• Work task:
Give the entries again in full. Nothing may be altered.

........

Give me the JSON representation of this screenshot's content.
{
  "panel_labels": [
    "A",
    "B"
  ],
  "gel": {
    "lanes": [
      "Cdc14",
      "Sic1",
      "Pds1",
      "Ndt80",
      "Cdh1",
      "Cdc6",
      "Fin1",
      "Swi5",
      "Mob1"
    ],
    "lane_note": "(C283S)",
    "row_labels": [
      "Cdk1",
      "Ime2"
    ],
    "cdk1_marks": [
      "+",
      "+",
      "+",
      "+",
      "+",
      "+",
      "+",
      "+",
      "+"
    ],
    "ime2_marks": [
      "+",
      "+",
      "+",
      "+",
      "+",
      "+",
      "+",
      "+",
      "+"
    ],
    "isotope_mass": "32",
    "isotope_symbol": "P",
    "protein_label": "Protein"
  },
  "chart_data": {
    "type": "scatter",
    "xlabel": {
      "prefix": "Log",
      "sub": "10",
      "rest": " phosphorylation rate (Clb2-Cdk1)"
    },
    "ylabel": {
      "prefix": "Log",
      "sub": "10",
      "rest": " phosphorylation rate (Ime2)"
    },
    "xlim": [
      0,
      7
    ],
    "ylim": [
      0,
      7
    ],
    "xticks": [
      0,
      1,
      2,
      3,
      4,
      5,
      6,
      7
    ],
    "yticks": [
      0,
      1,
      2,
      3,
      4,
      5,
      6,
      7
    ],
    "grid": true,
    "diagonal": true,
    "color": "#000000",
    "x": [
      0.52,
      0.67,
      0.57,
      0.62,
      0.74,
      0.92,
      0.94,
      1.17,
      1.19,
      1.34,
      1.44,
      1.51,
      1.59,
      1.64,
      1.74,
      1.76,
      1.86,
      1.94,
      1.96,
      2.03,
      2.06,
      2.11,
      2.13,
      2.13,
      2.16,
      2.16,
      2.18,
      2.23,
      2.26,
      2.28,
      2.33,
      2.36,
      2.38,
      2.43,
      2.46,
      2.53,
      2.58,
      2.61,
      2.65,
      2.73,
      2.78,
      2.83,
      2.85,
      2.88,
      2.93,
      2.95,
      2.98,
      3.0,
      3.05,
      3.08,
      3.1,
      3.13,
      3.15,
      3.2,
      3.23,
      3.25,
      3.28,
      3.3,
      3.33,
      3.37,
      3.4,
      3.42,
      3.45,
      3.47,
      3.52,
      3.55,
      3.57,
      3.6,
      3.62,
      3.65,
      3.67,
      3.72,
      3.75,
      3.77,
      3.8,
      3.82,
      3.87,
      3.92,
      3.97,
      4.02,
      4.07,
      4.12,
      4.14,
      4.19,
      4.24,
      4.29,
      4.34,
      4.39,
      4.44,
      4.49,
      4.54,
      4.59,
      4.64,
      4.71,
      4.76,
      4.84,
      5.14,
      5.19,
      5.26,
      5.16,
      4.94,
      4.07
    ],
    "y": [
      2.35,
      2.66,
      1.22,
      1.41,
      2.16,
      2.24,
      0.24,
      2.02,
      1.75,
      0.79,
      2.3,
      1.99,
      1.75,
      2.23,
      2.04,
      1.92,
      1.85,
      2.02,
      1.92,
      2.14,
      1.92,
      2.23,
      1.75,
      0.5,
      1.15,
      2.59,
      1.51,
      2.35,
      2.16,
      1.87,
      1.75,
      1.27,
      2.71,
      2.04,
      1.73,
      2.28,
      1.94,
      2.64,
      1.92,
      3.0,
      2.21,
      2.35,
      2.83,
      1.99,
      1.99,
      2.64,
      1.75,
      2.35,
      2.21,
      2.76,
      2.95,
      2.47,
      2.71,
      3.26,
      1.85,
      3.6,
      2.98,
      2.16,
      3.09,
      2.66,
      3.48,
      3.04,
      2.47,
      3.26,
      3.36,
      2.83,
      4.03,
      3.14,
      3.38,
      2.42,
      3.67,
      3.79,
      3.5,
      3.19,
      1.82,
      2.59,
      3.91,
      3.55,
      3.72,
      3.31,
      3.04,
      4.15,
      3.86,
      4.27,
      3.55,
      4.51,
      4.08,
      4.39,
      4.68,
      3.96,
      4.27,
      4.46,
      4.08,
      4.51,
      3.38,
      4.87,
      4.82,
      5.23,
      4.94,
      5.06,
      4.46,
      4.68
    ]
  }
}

........

• Problem solution:
Give me the JSON representation of this screenshot's content.
{
  "panel_labels": [
    "A",
    "B"
  ],
  "gel": {
    "lanes": [
      "Cdc14",
      "Sic1",
      "Pds1",
      "Ndt80",
      "Cdh1",
      "Cdc6",
      "Fin1",
      "Swi5",
      "Mob1"
    ],
    "lane_note": "(C283S)",
    "row_labels": [
      "Cdk1",
      "Ime2"
    ],
    "cdk1_marks": [
      "+",
      "+",
      "+",
      "+",
      "+",
      "+",
      "+",
      "+",
      "+"
    ],
    "ime2_marks": [
      "+",
      "+",
      "+",
      "+",
      "+",
      "+",
      "+",
      "+",
      "+"
    ],
    "isotope_mass": "32",
    "isotope_symbol": "P",
    "protein_label": "Protein"
  },
  "chart_data": {
    "type": "scatter",
    "xlabel": {
      "prefix": "Log",
      "sub": "10",
      "rest": " phosphorylation rate (Clb2-Cdk1)"
    },
    "ylabel": {
      "prefix": "Log",
      "sub": "10",
      "rest": " phosphorylation rate (Ime2)"
    },
    "xlim": [
      0,
      7
    ],
    "ylim": [
      0,
      7
    ],
    "xticks": [
      0,
      1,
      2,
      3,
      4,
      5,
      6,
      7
    ],
    "yticks": [
      0,
      1,
      2,
      3,
      4,
      5,
      6,
      7
    ],
    "grid": true,
    "diagonal": true,
    "color": "#000000",
    "x": [
      0.52,
      0.67,
      0.57,
      0.62,
      0.74,
      0.92,
      0.94,
      1.17,
      1.19,
      1.34,
      1.44,
      1.51,
      1.59,
      1.64,
      1.74,
      1.76,
      1.86,
      1.94,
      1.96,
      2.03,
      2.06,
      2.11,
      2.13,
      2.13,
      2.16,
      2.16,
      2.18,
      2.23,
      2.26,
      2.28,
      2.33,
      2.36,
      2.38,
      2.43,
      2.46,
      2.53,
      2.58,
      2.61,
      2.65,
      2.73,
      2.78,
      2.83,
      2.85,
      2.88,
      2.93,
      2.95,
      2.98,
      3.0,
      3.05,
      3.08,
      3.1,
      3.13,
      3.15,
      3.2,
      3.23,
      3.25,
      3.28,
      3.3,
      3.33,
      3.37,
      3.4,
      3.42,
      3.45,
      3.47,
      3.52,
      3.55,
      3.57,
      3.6,
      3.62,
      3.65,
      3.67,
      3.72,
      3.75,
      3.77,
      3.8,
      3.82,
      3.87,
      3.92,
      3.97,
      4.02,
      4.07,
      4.12,
      4.14,
      4.19,
      4.24,
      4.29,
      4.34,
      4.39,
      4.44,
      4.49,
      4.54,
      4.59,
      4.64,
      4.71,
      4.76,
      4.84,
      5.14,
      5.19,
      5.26,
      5.16,
      4.94,
      4.07
    ],
    "y": [
      2.35,
      2.66,
      1.22,
      1.41,
      2.16,
      2.24,
      0.24,
      2.02,
      1.75,
      0.79,
      2.3,
      1.99,
      1.75,
      2.23,
      2.04,
      1.92,
      1.85,
      2.02,
      1.92,
      2.14,
      1.92,
      2.23,
      1.75,
      0.5,
      1.15,
      2.59,
      1.51,
      2.35,
      2.16,
      1.87,
      1.75,
      1.27,
      2.71,
      2.04,
      1.73,
      2.28,
      1.94,
      2.64,
      1.92,
      3.0,
      2.21,
      2.35,
      2.83,
      1.99,
      1.99,
      2.64,
      1.75,
      2.35,
      2.21,
      2.76,
      2.95,
      2.47,
      2.71,
      3.26,
      1.85,
      3.6,
      2.98,
      2.16,
      3.09,
      2.66,
      3.48,
      3.04,
      2.47,
      3.26,
      3.36,
      2.83,
      4.03,
      3.14,
      3.38,
      2.42,
      3.67,
      3.79,
      3.5,
      3.19,
      1.82,
      2.59,
      3.91,
      3.55,
      3.72,
      3.31,
      3.04,
      4.15,
      3.86,
      4.27,
      3.55,
      4.51,
      4.08,
      4.39,
      4.68,
      3.96,
      4.27,
      4.46,
      4.08,
      4.51,
      3.38,
      4.87,
      4.82,
      5.23,
      4.94,
      5.06,
      4.46,
      4.68
    ]
  }
}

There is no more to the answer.